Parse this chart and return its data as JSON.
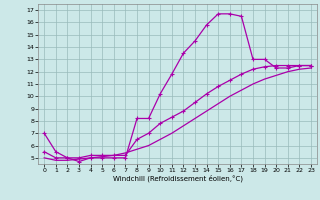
{
  "xlabel": "Windchill (Refroidissement éolien,°C)",
  "bg_color": "#cce8e8",
  "line_color": "#aa00aa",
  "grid_color": "#99bbbb",
  "x_ticks": [
    0,
    1,
    2,
    3,
    4,
    5,
    6,
    7,
    8,
    9,
    10,
    11,
    12,
    13,
    14,
    15,
    16,
    17,
    18,
    19,
    20,
    21,
    22,
    23
  ],
  "y_ticks": [
    5,
    6,
    7,
    8,
    9,
    10,
    11,
    12,
    13,
    14,
    15,
    16,
    17
  ],
  "ylim": [
    4.5,
    17.5
  ],
  "xlim": [
    -0.5,
    23.5
  ],
  "line1": [
    7.0,
    5.5,
    5.0,
    4.7,
    5.0,
    5.0,
    5.0,
    5.0,
    8.2,
    8.2,
    10.2,
    11.8,
    13.5,
    14.5,
    15.8,
    16.7,
    16.7,
    16.5,
    13.0,
    13.0,
    12.3,
    12.3,
    12.5,
    12.5
  ],
  "line2": [
    5.5,
    5.0,
    5.0,
    5.0,
    5.2,
    5.2,
    5.2,
    5.2,
    6.5,
    7.0,
    7.8,
    8.3,
    8.8,
    9.5,
    10.2,
    10.8,
    11.3,
    11.8,
    12.2,
    12.4,
    12.5,
    12.5,
    12.5,
    12.5
  ],
  "line3": [
    5.0,
    4.8,
    4.8,
    4.9,
    5.0,
    5.1,
    5.2,
    5.4,
    5.7,
    6.0,
    6.5,
    7.0,
    7.6,
    8.2,
    8.8,
    9.4,
    10.0,
    10.5,
    11.0,
    11.4,
    11.7,
    12.0,
    12.2,
    12.3
  ]
}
________
Write the material out again exactly as it appears, dropping the pictures.

• Final answer:
Parse this chart and return its data as JSON.
{
  "xlabel": "Windchill (Refroidissement éolien,°C)",
  "bg_color": "#cce8e8",
  "line_color": "#aa00aa",
  "grid_color": "#99bbbb",
  "x_ticks": [
    0,
    1,
    2,
    3,
    4,
    5,
    6,
    7,
    8,
    9,
    10,
    11,
    12,
    13,
    14,
    15,
    16,
    17,
    18,
    19,
    20,
    21,
    22,
    23
  ],
  "y_ticks": [
    5,
    6,
    7,
    8,
    9,
    10,
    11,
    12,
    13,
    14,
    15,
    16,
    17
  ],
  "ylim": [
    4.5,
    17.5
  ],
  "xlim": [
    -0.5,
    23.5
  ],
  "line1": [
    7.0,
    5.5,
    5.0,
    4.7,
    5.0,
    5.0,
    5.0,
    5.0,
    8.2,
    8.2,
    10.2,
    11.8,
    13.5,
    14.5,
    15.8,
    16.7,
    16.7,
    16.5,
    13.0,
    13.0,
    12.3,
    12.3,
    12.5,
    12.5
  ],
  "line2": [
    5.5,
    5.0,
    5.0,
    5.0,
    5.2,
    5.2,
    5.2,
    5.2,
    6.5,
    7.0,
    7.8,
    8.3,
    8.8,
    9.5,
    10.2,
    10.8,
    11.3,
    11.8,
    12.2,
    12.4,
    12.5,
    12.5,
    12.5,
    12.5
  ],
  "line3": [
    5.0,
    4.8,
    4.8,
    4.9,
    5.0,
    5.1,
    5.2,
    5.4,
    5.7,
    6.0,
    6.5,
    7.0,
    7.6,
    8.2,
    8.8,
    9.4,
    10.0,
    10.5,
    11.0,
    11.4,
    11.7,
    12.0,
    12.2,
    12.3
  ]
}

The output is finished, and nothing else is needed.